**Stated task:**
Below are entries; tally how many lines hold the string "తరణక" and answer with only that figure.

**Input for this task:**
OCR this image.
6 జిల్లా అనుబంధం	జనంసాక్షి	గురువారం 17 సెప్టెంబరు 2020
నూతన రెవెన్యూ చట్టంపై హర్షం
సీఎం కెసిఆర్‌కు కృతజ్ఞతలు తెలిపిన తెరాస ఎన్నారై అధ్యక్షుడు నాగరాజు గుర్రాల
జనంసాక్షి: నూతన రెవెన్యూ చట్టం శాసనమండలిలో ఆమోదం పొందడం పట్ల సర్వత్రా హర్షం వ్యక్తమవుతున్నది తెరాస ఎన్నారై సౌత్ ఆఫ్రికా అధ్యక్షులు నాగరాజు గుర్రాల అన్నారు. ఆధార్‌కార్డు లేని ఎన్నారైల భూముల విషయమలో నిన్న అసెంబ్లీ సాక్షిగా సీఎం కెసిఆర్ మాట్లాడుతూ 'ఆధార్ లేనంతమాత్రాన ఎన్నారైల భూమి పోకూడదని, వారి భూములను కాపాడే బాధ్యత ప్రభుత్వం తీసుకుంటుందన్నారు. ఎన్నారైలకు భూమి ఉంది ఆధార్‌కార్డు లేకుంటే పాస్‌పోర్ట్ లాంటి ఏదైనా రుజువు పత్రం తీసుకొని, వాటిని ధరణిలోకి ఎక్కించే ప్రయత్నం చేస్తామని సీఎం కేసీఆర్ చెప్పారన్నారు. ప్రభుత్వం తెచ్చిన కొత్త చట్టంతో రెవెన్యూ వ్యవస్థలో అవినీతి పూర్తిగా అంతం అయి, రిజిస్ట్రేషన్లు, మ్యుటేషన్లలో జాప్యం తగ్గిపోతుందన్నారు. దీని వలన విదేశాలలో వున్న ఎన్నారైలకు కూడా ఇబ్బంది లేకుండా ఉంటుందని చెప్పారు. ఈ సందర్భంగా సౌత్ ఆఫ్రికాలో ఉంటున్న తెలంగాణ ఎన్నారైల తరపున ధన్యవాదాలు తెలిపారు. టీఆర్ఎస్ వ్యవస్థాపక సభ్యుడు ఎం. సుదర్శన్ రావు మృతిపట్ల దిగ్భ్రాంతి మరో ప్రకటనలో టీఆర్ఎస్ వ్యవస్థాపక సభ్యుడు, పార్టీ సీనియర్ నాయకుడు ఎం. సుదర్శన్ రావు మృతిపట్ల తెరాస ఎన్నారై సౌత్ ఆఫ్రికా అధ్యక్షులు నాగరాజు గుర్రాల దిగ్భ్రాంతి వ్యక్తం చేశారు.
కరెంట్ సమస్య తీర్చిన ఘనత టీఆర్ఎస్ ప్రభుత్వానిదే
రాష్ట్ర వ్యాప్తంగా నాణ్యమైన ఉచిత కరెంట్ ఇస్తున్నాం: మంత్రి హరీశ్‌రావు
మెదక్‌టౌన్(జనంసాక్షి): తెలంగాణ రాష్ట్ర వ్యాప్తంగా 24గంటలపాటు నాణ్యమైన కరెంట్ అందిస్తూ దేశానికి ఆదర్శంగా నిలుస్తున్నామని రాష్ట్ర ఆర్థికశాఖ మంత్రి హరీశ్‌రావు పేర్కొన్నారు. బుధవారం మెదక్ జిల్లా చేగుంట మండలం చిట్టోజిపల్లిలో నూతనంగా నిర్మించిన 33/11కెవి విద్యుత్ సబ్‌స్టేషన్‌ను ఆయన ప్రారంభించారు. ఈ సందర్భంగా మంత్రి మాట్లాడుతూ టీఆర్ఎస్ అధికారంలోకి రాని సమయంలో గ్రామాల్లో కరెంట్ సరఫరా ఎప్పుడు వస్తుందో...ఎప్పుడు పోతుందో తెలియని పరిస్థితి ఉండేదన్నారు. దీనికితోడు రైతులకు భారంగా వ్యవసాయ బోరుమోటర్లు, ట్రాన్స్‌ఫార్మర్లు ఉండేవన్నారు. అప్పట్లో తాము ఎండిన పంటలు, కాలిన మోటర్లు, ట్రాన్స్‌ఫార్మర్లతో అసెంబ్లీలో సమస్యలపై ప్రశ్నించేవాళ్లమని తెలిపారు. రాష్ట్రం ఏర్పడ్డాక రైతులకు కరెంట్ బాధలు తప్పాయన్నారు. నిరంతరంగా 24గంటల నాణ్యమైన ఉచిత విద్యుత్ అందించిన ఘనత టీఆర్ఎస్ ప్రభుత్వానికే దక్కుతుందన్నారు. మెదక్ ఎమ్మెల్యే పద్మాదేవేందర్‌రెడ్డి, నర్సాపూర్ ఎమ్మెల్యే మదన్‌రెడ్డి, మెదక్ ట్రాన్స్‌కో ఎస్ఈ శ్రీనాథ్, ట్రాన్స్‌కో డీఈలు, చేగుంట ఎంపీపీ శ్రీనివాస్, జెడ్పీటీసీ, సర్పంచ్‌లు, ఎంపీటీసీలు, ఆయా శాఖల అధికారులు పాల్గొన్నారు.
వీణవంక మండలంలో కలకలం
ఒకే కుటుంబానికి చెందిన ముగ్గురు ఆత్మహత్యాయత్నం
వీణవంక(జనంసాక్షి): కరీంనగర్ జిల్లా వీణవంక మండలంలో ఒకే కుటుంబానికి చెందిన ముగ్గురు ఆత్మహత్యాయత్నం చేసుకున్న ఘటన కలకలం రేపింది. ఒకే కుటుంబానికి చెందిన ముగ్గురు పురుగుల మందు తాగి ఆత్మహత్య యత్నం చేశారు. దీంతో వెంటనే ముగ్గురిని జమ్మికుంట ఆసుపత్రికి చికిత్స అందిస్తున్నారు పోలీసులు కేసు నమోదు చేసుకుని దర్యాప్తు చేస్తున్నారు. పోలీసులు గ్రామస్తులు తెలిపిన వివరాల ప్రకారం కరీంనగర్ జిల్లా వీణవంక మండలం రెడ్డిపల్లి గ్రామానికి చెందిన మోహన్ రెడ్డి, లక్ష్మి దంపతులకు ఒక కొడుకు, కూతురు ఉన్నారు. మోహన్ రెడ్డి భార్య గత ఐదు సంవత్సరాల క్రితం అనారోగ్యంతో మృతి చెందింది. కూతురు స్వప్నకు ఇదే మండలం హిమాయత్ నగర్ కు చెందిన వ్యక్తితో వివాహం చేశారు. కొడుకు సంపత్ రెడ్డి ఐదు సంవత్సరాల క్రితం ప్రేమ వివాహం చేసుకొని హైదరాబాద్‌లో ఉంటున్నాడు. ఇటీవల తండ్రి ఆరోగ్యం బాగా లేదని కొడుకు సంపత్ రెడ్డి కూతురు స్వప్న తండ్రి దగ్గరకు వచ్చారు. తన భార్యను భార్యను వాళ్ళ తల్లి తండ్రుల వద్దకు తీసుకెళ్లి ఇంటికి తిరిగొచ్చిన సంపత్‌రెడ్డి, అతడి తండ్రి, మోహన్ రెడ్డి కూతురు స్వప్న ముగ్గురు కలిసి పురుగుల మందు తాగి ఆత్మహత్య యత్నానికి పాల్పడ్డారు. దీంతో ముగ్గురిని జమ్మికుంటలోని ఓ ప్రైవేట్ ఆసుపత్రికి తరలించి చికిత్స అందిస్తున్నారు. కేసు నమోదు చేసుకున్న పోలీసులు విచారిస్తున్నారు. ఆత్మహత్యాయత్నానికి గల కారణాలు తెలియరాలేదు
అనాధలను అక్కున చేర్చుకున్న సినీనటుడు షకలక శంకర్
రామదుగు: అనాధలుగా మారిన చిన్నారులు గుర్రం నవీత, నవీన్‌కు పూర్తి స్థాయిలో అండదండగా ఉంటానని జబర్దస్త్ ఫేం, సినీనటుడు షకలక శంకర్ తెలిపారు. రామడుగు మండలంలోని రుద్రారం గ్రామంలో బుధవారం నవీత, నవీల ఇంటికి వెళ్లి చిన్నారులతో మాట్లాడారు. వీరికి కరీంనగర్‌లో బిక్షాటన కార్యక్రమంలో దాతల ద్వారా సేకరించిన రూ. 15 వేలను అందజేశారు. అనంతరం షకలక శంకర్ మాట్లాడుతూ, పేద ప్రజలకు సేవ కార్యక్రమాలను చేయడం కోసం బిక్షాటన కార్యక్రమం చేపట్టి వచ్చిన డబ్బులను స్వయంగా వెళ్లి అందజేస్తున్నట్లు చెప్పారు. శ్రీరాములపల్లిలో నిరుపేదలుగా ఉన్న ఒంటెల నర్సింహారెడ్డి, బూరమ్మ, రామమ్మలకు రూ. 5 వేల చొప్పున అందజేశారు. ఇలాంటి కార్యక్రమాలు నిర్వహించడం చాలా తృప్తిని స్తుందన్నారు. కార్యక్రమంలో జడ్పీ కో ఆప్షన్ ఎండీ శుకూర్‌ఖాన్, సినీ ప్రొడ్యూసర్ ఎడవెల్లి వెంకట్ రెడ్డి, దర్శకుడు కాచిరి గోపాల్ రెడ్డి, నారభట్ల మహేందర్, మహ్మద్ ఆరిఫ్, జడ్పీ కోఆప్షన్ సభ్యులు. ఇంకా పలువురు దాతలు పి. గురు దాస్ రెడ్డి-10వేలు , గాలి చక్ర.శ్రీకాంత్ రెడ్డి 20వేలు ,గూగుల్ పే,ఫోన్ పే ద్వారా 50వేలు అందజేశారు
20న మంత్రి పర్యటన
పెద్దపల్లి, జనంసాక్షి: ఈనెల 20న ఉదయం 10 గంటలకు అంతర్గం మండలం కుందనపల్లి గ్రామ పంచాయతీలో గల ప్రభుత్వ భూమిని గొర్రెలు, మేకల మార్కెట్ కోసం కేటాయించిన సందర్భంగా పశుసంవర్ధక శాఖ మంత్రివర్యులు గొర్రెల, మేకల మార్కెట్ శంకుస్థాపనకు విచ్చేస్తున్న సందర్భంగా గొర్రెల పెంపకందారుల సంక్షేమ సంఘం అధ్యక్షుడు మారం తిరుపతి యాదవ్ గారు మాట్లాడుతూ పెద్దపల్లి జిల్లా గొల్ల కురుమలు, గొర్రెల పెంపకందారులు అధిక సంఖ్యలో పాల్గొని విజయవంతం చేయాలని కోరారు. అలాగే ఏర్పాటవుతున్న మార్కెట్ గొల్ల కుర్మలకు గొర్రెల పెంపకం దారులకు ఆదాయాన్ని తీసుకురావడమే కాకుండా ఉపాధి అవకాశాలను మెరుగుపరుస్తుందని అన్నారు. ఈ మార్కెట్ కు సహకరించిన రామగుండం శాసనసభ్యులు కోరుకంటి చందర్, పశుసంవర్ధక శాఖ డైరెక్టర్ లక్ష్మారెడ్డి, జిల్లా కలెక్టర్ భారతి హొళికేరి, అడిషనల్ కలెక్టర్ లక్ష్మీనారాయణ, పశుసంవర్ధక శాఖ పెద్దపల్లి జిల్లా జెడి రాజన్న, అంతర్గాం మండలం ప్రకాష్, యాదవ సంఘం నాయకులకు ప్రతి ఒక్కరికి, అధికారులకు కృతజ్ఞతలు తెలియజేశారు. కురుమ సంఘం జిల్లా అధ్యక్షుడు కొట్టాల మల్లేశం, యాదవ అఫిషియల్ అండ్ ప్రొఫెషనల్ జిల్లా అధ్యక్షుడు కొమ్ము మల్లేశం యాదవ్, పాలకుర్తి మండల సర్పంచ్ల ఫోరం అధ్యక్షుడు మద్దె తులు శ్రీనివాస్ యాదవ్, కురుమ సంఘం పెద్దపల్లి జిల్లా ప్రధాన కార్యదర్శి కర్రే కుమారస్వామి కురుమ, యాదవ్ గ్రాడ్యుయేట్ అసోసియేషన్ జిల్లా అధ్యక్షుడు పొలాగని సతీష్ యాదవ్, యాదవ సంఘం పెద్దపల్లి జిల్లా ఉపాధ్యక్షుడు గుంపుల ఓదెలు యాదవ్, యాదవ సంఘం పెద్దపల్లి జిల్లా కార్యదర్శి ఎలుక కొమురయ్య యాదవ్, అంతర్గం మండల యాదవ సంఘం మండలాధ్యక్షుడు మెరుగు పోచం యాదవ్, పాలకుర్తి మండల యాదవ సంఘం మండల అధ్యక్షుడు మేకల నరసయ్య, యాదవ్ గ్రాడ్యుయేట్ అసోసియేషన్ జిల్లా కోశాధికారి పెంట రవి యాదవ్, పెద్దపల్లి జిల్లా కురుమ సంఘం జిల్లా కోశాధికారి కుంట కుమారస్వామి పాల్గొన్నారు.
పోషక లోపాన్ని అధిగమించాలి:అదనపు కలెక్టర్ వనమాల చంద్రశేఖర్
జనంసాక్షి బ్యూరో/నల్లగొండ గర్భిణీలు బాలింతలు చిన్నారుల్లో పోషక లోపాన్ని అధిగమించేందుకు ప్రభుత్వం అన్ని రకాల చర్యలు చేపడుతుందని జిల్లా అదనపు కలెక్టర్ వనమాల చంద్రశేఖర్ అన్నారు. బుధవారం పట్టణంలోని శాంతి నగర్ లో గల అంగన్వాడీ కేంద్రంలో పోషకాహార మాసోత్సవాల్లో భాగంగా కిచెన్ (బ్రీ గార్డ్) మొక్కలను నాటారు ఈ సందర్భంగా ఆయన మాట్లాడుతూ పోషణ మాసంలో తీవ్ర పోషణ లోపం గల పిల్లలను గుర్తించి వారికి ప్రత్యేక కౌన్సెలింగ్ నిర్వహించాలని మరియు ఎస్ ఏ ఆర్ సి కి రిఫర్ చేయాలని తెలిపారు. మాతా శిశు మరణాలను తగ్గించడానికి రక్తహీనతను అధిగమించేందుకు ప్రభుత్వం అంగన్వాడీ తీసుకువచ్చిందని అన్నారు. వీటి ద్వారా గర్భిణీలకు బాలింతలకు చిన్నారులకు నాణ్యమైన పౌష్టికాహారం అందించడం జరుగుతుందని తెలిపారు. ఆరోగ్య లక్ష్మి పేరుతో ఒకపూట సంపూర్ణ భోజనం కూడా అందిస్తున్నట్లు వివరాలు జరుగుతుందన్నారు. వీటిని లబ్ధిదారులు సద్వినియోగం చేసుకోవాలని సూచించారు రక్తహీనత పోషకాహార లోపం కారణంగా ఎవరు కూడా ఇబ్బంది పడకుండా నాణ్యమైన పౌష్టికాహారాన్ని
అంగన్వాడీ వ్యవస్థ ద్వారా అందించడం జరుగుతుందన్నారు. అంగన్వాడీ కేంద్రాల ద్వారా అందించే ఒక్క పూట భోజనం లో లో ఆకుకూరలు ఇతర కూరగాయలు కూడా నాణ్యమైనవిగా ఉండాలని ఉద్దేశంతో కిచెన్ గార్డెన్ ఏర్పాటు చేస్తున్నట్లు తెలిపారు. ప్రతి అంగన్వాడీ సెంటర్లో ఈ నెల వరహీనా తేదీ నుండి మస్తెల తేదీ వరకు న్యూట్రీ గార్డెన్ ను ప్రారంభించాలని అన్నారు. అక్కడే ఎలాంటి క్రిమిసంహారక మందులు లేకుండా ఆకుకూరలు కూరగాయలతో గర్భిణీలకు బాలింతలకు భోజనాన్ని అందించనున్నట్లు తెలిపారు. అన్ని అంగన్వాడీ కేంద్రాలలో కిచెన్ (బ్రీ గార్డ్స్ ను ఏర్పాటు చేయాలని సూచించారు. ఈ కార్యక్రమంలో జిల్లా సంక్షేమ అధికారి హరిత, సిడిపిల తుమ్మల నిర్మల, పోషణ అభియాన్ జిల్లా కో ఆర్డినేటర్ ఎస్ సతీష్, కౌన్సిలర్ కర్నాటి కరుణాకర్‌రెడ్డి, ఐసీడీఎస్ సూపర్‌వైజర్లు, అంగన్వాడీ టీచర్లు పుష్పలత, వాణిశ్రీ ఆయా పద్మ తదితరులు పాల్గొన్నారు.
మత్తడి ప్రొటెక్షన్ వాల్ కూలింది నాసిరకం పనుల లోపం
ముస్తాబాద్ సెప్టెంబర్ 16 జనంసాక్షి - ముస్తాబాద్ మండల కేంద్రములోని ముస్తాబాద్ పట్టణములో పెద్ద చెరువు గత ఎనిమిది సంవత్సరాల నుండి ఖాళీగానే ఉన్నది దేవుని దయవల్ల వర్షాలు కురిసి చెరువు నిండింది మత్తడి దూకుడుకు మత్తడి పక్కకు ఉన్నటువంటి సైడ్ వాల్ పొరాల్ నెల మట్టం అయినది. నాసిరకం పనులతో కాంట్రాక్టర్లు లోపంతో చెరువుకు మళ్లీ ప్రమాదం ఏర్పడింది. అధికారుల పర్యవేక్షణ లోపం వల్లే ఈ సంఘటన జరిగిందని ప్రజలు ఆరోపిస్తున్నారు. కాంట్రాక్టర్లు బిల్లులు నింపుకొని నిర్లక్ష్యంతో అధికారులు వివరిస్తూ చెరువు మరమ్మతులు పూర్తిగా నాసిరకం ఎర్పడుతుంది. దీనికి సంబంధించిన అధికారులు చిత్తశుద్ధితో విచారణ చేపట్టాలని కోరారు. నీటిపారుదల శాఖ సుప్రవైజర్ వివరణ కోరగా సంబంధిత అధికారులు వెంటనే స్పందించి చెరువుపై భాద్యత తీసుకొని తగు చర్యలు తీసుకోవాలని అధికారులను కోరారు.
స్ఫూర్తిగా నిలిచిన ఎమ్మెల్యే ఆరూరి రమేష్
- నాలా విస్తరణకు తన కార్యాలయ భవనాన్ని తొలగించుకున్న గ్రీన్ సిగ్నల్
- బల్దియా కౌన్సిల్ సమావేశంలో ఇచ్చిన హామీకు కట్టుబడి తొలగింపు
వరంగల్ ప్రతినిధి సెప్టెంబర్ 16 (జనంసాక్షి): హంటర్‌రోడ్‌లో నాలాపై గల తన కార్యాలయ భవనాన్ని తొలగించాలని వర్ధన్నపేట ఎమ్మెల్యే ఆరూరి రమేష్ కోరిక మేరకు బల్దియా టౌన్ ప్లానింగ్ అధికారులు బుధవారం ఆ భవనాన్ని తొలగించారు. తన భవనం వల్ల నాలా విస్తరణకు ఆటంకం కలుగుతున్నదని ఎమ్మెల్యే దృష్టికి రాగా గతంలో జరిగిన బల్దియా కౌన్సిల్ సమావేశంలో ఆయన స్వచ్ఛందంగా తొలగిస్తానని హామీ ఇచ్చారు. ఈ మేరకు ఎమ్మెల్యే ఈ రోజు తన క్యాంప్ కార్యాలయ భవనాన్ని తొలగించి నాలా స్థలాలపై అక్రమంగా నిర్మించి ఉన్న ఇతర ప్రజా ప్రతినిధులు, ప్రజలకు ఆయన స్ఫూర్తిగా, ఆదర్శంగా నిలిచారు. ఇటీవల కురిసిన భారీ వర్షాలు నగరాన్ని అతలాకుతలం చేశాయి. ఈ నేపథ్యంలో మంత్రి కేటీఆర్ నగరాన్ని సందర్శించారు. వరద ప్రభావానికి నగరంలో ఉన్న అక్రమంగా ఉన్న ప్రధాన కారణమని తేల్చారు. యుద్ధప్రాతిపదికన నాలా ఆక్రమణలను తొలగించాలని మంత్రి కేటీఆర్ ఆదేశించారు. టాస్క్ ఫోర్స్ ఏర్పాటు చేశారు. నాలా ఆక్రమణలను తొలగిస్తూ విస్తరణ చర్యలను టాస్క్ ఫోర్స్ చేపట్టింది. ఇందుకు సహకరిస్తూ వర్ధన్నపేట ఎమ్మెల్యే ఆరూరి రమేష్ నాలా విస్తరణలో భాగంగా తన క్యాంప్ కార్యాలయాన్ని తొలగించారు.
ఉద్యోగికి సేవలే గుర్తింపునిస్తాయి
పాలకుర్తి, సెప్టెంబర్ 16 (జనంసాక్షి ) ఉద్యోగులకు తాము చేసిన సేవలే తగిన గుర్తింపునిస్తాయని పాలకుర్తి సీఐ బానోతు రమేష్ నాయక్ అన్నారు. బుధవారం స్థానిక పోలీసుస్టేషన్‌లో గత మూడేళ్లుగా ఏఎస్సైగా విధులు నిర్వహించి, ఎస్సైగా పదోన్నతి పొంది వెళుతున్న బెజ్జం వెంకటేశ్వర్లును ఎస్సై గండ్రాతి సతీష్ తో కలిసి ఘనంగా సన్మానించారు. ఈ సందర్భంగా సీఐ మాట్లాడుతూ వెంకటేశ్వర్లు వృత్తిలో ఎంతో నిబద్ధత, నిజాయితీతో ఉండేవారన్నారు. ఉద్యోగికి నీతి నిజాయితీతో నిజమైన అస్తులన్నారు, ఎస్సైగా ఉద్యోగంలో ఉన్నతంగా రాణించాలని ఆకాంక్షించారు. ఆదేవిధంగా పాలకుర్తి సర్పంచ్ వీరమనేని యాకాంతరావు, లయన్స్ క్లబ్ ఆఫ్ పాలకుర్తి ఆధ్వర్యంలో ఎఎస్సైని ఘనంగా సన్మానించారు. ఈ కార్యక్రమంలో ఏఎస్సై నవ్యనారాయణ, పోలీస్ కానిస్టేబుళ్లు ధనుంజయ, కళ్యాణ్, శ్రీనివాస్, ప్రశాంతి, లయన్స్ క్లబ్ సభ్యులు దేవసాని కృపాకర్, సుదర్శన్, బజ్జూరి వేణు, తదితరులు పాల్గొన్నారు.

**The completed task:**
2